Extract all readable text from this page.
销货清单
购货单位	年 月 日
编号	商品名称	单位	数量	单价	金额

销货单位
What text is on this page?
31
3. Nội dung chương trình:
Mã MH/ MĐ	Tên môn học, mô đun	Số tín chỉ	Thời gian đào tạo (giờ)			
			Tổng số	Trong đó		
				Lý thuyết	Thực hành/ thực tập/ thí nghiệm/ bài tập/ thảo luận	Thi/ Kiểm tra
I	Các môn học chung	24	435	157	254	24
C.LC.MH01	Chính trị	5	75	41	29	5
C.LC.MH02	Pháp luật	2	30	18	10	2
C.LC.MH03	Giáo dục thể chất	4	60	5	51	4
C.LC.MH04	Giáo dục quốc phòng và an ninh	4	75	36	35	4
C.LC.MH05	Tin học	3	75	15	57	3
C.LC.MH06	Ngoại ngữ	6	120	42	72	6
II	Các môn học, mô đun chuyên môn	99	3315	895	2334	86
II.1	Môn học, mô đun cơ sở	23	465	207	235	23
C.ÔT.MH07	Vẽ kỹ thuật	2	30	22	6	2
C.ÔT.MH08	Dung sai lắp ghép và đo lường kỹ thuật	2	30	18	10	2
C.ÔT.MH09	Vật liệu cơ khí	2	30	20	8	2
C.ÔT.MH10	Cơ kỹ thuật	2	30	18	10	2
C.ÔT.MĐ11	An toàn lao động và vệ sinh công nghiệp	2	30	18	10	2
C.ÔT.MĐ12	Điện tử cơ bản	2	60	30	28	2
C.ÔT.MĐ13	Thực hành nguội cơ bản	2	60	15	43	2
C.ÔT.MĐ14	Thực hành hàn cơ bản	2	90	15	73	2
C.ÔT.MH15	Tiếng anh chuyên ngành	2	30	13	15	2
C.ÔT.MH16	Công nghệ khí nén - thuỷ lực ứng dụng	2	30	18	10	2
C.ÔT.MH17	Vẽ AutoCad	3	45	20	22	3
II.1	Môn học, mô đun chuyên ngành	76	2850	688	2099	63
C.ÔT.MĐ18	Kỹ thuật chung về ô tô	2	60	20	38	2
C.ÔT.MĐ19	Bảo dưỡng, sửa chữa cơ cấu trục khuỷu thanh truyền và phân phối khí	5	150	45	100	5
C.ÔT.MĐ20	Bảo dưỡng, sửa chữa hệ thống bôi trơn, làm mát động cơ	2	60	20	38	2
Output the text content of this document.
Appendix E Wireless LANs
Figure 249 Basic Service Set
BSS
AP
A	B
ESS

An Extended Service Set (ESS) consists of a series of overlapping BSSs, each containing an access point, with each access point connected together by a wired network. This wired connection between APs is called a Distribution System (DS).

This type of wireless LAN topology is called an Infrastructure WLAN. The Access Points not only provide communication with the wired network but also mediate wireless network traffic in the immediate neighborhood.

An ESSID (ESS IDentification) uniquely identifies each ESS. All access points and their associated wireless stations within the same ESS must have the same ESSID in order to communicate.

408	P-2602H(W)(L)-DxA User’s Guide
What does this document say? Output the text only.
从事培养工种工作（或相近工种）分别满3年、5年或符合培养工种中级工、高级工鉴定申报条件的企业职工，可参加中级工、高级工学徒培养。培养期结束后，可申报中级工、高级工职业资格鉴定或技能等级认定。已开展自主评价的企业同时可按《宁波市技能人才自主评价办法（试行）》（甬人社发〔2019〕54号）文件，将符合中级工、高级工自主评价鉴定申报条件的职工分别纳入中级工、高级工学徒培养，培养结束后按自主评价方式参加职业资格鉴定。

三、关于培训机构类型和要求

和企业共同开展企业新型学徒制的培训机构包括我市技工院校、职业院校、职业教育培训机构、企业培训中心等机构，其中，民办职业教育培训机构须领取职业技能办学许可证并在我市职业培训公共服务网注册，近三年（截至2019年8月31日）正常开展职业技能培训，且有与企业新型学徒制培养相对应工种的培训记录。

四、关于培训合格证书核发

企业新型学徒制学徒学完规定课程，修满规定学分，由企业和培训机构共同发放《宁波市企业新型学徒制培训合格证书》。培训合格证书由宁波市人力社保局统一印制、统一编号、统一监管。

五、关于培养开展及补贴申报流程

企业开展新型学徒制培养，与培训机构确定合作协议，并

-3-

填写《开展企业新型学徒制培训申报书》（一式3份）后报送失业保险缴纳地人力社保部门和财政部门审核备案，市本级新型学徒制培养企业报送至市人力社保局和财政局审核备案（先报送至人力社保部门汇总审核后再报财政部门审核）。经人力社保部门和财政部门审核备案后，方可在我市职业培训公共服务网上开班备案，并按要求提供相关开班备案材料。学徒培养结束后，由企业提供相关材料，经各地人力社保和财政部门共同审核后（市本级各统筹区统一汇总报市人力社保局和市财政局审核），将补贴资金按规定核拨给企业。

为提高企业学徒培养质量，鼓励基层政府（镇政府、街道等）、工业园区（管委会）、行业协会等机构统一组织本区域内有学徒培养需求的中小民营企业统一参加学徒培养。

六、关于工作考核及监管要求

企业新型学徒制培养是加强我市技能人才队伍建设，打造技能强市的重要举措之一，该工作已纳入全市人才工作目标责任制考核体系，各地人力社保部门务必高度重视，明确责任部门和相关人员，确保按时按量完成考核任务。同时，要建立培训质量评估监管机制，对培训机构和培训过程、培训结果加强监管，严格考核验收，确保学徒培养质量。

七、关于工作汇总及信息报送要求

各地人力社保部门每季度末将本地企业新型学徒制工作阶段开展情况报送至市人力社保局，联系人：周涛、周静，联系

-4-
◇ ◇ ◇ ◇ ◇ ◇ ◇
• EXERCISE: Gather and return every line that holds the string "each".

• OUTPUT FOR THIS TASK:
An Extended Service Set (ESS) consists of a series of overlapping BSSs, each containing an access point, with each access point connected together by a wired network. This wired connection between APs is called a Distribution System (DS).
An ESSID (ESS IDentification) uniquely identifies each ESS. All access points and their associated wireless stations within the same ESS must have the same ESSID in order to communicate.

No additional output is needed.